Started from fresh today. Measured each speaker and did 3-4 rounds of eq and remeasuring than 2 or so together before stopping. First up I believe I've gotten the tweeters pretty spot on with the target line +-1db it looks like.









As for the mids, I did around 5 rounds of auto eq and then started messing with it while watching the RTA live and this was as close as I could get it... not good I know.









Right mid before and after eq









Left mid before and after EQ









And here is the system as a whole, not sure why the dip between sub and mid yet. Currently have the sub down firing but think I'm going to flip it to see if the response is smoother.


----------



## RByers (Feb 26, 2011)

And here are all of my current settings in the TUN software.
Left tweeter









Right tweeter









Left Mid









Right mid









Sub


----------



## SPLEclipse (Aug 17, 2012)

If this were my car I'd give some more room between the mid and the tweet by either lowering the crossover frequency on the mid or raising the crossover frequency on the tweet (or both). Seems like they are packed pretty tight together. Then lower the tweets by at least 5 more dB by ear to whatever sounds good.

I also prefer a bit more output in the 80-160ish octave than most people, and seeing you cut all that out with this huge sub output sticking out like a sore thumb probably sound pretty bad. My prefered curve is very similar to Whitledge in that it's basically a diagonal line getting quieter and frequency increases, lol.

Ignore any big dips like the one at 400hz. That's likely the center console or some other artifact from the "room".


----------



## RByers (Feb 26, 2011)

So maybe try 2800HP for the tweeters and 2250LP for the mid?
Tried matching the db level in the RTA for the sub and the mid but the sub still showed high altogether. Think my mic gets a little inaccurate with everything going. 

Maybe I should try to use the regular Whitledge instead of 1/2 if to start?


----------



## Justin Zazzi (May 28, 2012)

Looks like you're learning pretty quick that this can be a little more complicated than it looks  Good on you though, for sticking with it.

If you're going to use my spreadsheet to generate target curves, please use matching high-pass and low-pass frequencies for each pair of drivers. So make sure your midrange and tweeter are both using the same number, whatever you choose (2.5khz, 3.2khz, etc).

Also, you have a couple settings incorrect in the EQ panel of REW. If you don't correct these numbers, then the target curves you generate in my spreadsheet will get an additional slant added to them by the EQ panel. See the settings below.

Last, you might be chasing the noise a bit. Try setting your graphs similar to how I show below. You want a bit of smoothing so you're not able to see every tiny peak and valley, and you also want the vertical and horizontal scales to be consistent so you can get a better feel for the changes and also share them in a format most people are familiar with. See the other photo below.


----------



## RByers (Feb 26, 2011)

_ _ _ _

To-do list -
(1) State whether each statement agrees with the car audio tuning thread, answering yes or no and quoting the words that decide it: (a) The first poster reports the tweeters landing within about 1 dB of the target line. (b) The first poster currently has the sub firing upward. (c) SPLEclipse recommends treating the dip at 400hz as a problem to correct.
(2) Please reproduce the car audio tuning thread word for word between "Tried matching the" and "with everything going.", inclusive.
The material after the thread is separate from it.

Entries from a layout dataset
_ _ _ _

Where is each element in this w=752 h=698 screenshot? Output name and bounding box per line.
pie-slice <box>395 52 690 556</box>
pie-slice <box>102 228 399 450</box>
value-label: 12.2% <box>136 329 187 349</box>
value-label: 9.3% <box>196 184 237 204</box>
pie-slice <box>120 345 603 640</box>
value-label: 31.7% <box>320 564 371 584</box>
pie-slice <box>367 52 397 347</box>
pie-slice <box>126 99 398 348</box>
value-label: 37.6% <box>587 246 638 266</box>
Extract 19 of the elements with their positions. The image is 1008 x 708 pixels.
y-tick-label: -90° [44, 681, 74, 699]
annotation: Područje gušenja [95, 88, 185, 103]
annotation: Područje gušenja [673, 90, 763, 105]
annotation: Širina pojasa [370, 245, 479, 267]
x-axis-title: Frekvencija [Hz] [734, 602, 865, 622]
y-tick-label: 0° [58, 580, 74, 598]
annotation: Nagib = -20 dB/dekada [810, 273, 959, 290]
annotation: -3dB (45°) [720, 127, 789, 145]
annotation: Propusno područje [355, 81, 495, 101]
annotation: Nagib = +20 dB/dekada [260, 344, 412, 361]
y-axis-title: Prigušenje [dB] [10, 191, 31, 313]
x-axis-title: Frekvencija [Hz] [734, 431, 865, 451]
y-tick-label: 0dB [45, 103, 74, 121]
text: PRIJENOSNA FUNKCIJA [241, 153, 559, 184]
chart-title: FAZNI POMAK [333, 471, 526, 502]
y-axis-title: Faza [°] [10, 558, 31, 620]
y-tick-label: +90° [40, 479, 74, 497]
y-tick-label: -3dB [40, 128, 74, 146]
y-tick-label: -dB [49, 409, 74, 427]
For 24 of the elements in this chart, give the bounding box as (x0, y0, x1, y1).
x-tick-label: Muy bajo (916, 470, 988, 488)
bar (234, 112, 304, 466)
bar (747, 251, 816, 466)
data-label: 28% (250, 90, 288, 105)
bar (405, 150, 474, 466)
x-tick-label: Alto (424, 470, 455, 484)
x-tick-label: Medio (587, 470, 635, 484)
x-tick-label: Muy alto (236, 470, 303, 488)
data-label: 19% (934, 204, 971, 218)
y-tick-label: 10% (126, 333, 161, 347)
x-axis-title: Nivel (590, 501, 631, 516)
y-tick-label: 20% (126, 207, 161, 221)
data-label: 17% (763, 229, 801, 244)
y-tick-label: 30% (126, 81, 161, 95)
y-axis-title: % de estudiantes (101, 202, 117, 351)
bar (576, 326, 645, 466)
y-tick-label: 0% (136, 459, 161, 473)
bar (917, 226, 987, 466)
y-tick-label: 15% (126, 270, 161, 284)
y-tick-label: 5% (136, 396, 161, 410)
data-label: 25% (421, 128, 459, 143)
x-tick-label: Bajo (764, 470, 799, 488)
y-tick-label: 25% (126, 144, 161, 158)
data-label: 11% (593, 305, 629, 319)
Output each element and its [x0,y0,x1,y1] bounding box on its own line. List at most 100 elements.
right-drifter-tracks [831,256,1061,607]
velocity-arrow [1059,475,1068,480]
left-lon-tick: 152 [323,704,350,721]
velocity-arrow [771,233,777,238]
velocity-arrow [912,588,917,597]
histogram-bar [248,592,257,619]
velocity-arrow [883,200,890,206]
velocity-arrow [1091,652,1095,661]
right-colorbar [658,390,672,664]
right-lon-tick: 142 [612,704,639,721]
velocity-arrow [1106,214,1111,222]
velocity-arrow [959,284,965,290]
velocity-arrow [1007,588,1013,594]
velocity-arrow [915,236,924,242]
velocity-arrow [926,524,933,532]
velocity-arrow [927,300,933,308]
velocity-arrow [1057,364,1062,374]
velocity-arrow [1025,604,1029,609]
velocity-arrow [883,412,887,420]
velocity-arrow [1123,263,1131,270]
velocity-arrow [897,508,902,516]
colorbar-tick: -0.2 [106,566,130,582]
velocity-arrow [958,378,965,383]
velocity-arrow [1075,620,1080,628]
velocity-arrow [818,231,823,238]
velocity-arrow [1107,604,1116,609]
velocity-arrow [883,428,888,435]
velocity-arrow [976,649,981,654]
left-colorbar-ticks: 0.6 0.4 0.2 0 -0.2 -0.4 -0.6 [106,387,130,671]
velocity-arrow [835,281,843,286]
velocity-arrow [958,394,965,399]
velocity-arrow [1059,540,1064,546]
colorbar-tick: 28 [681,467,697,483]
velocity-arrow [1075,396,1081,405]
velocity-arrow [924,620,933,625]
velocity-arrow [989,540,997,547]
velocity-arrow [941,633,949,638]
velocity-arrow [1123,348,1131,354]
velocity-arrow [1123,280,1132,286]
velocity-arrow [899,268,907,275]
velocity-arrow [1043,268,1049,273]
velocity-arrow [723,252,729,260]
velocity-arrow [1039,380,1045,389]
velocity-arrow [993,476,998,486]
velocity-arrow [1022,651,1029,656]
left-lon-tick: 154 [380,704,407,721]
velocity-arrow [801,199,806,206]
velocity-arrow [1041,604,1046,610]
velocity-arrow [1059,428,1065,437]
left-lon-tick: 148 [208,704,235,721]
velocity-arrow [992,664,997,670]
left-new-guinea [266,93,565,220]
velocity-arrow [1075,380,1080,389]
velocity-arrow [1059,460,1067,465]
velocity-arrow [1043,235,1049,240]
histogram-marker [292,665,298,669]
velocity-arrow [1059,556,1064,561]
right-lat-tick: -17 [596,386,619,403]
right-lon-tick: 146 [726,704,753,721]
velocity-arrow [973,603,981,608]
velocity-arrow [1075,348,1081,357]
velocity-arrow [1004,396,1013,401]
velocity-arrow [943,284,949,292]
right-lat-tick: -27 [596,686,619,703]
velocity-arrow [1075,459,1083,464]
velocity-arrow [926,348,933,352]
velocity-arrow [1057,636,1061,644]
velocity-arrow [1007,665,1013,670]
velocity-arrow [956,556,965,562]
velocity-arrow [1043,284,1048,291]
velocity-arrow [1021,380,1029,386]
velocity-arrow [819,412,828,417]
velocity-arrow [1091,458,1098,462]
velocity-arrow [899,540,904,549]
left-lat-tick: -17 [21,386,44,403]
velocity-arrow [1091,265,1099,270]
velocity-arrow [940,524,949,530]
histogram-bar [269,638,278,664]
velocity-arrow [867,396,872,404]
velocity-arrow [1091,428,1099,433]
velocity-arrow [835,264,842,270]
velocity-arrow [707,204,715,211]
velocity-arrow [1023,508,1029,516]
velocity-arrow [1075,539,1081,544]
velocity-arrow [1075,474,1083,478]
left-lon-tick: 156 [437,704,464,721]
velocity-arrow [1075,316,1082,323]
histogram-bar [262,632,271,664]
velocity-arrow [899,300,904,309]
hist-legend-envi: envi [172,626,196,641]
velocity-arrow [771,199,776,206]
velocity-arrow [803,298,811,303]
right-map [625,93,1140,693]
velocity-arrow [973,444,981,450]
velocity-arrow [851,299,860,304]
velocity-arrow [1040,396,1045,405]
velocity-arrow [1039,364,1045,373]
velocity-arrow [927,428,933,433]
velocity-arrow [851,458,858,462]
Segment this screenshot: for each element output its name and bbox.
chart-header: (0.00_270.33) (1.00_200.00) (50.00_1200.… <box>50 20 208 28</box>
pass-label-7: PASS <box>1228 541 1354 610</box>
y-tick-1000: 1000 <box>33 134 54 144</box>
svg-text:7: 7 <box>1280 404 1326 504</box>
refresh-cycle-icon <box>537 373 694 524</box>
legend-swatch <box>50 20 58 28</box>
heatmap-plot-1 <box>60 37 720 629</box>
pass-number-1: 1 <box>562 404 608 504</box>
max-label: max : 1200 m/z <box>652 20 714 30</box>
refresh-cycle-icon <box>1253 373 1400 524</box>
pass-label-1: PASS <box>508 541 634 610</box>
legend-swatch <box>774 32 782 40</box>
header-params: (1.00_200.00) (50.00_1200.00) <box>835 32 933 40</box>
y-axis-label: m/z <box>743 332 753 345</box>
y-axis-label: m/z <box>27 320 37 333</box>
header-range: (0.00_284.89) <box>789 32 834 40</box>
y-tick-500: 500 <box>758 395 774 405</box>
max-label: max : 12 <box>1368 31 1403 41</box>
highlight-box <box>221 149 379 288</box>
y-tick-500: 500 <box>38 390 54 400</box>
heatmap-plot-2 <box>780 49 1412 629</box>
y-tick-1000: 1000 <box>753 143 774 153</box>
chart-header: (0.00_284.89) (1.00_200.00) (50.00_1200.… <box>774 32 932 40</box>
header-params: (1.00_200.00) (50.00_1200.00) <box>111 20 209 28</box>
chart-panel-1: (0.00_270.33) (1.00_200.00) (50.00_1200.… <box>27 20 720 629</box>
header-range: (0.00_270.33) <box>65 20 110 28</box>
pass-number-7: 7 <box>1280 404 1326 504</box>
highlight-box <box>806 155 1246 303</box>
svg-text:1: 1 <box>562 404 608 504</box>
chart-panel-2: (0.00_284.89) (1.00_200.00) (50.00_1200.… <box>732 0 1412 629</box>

_ _ _ _

Answers to the tasks -
(1)
(a) Yes: "First up I believe I've gotten the tweeters pretty spot on with the target line +-1db it looks like."
(b) No: "Currently have the sub down firing but think I'm going to flip it to see if the response is smoother."
(c) No: "Ignore any big dips like the one at 400hz."

(2)
Tried matching the db level in the RTA for the sub and the mid but the sub still showed high altogether. Think my mic gets a little inaccurate with everything going.